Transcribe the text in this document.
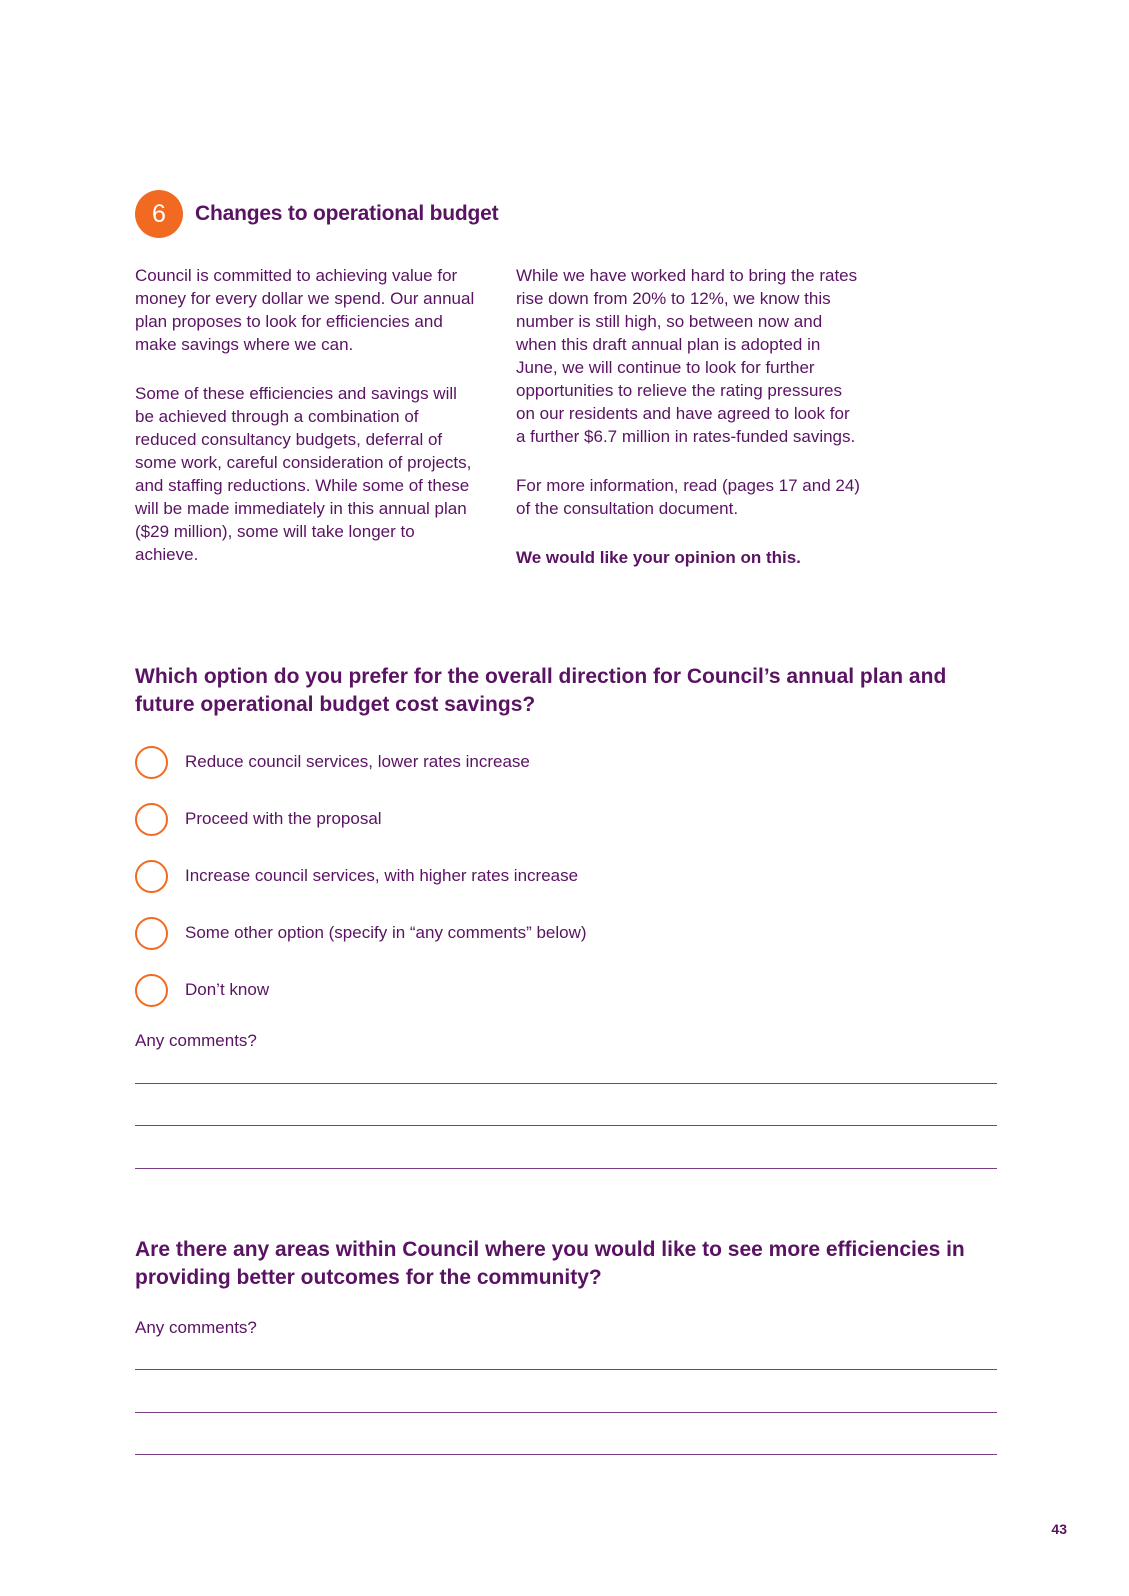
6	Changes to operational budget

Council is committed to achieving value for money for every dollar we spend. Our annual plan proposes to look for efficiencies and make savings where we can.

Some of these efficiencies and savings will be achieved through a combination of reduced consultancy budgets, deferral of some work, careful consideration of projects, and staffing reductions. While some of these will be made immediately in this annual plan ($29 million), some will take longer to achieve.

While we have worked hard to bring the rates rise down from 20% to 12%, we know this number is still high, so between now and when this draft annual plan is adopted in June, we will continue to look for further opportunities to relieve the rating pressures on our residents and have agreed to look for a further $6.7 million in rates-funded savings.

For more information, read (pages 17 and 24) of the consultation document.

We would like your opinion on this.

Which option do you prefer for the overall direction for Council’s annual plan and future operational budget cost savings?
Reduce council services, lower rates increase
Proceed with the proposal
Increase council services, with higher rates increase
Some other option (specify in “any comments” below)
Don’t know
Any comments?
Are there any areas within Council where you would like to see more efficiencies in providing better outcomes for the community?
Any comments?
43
---*---
▶ _DIRECTION_:
Go through the entries above and pull out each line with "Some" in it.

▶ _RESULT FOR THIS TASK_:
Some of these efficiencies and savings will be achieved through a combination of reduced consultancy budgets, deferral of some work, careful consideration of projects, and staffing reductions. While some of these will be made immediately in this annual plan ($29 million), some will take longer to achieve.
Some other option (specify in “any comments” below)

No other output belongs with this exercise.